Dataset items:
>>>

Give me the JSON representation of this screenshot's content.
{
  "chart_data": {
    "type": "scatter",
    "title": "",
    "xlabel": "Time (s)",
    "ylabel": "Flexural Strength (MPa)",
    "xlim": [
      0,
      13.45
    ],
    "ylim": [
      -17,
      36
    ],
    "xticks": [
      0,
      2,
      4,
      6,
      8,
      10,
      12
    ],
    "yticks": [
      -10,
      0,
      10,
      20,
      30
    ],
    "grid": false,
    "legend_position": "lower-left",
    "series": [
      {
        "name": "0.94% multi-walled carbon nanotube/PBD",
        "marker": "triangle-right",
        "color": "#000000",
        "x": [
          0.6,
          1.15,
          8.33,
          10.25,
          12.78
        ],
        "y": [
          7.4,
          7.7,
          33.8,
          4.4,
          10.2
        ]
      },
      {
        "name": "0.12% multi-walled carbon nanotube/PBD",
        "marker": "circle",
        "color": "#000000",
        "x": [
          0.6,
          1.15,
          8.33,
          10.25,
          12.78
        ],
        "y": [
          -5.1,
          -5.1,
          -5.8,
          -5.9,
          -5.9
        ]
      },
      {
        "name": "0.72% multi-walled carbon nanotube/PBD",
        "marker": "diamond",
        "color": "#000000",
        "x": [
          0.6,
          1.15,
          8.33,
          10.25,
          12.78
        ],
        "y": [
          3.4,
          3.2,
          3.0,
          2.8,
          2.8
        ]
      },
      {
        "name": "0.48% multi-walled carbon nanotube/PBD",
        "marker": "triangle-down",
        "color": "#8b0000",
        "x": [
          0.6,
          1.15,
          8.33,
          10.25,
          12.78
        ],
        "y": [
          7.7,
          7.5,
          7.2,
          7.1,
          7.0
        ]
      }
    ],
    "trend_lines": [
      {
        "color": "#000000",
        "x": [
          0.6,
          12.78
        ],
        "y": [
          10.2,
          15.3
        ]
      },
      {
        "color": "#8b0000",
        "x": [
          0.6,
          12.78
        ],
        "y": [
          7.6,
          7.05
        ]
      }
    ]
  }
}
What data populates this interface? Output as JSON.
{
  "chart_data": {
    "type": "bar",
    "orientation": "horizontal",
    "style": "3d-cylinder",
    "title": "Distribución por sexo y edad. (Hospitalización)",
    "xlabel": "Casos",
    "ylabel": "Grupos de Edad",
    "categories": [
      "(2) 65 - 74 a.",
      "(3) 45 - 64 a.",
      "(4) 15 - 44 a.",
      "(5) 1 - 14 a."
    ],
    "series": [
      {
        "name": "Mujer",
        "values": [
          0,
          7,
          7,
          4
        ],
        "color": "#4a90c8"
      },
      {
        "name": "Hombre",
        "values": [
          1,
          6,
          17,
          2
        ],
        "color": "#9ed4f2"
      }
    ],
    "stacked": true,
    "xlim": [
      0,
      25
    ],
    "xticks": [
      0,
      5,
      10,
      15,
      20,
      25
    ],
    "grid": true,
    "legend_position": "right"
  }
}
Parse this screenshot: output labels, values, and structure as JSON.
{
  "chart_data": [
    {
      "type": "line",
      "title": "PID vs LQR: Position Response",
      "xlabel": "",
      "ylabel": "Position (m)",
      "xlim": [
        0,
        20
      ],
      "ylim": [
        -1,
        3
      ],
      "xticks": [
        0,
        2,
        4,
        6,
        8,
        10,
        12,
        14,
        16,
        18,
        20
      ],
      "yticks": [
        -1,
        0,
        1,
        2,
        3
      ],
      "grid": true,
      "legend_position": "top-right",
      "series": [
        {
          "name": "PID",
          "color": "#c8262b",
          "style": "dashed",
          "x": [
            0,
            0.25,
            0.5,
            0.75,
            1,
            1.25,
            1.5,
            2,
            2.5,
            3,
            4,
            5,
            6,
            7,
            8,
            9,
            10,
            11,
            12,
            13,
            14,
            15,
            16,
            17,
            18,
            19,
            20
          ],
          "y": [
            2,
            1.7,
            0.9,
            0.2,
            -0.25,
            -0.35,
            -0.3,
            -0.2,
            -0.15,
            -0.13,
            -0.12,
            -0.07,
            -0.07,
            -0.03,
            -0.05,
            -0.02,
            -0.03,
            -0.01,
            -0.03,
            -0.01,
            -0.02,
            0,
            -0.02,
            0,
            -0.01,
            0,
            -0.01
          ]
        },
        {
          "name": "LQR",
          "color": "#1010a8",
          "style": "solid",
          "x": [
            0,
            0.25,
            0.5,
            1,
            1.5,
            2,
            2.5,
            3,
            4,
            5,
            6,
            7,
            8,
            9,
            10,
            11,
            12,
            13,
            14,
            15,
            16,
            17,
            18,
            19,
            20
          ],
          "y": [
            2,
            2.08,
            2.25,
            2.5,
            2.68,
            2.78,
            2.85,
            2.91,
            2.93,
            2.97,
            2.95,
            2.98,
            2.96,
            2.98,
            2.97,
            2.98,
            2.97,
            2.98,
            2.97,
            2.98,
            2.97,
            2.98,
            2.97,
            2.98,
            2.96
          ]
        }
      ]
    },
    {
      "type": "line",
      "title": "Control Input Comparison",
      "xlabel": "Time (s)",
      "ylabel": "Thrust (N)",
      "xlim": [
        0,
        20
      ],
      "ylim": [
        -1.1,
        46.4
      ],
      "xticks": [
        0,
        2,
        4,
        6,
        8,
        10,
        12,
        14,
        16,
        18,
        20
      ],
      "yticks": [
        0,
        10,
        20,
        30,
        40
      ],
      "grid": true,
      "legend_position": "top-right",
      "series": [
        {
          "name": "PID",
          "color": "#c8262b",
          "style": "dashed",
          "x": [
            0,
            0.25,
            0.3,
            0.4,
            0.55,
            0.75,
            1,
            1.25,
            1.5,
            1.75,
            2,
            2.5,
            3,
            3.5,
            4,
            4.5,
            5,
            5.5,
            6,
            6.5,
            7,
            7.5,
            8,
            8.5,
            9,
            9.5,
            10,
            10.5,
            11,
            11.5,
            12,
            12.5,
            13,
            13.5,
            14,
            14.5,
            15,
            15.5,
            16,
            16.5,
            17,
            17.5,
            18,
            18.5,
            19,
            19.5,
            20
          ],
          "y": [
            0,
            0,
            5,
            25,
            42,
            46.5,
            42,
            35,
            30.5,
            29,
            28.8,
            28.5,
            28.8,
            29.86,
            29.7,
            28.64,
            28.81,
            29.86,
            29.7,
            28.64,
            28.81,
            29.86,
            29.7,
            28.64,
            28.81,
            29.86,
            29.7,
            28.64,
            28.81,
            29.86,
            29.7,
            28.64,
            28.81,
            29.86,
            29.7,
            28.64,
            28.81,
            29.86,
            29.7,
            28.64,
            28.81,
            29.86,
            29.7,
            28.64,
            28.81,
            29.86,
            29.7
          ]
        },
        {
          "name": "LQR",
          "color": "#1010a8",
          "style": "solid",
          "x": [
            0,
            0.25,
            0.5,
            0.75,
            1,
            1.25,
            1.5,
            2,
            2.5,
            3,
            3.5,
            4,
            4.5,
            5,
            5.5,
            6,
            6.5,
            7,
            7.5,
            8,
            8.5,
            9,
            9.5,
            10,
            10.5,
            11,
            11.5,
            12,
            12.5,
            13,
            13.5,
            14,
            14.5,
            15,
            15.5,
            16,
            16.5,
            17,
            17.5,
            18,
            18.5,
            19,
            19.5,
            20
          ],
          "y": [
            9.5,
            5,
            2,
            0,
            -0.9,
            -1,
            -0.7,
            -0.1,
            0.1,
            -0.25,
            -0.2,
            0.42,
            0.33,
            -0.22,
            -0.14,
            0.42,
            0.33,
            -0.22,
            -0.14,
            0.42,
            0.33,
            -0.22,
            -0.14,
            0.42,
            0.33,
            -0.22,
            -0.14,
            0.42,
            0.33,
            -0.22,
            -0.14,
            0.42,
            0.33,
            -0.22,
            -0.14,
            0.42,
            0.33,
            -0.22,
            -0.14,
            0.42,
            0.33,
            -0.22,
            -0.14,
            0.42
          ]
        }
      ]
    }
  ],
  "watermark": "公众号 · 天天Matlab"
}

<<<

Copy, from the material above, each line in which the string "nanotube" occurs.

__EXERCISE RESULT__:
        "name": "0.94% multi-walled carbon nanotube/PBD",
        "name": "0.12% multi-walled carbon nanotube/PBD",
        "name": "0.72% multi-walled carbon nanotube/PBD",
        "name": "0.48% multi-walled carbon nanotube/PBD",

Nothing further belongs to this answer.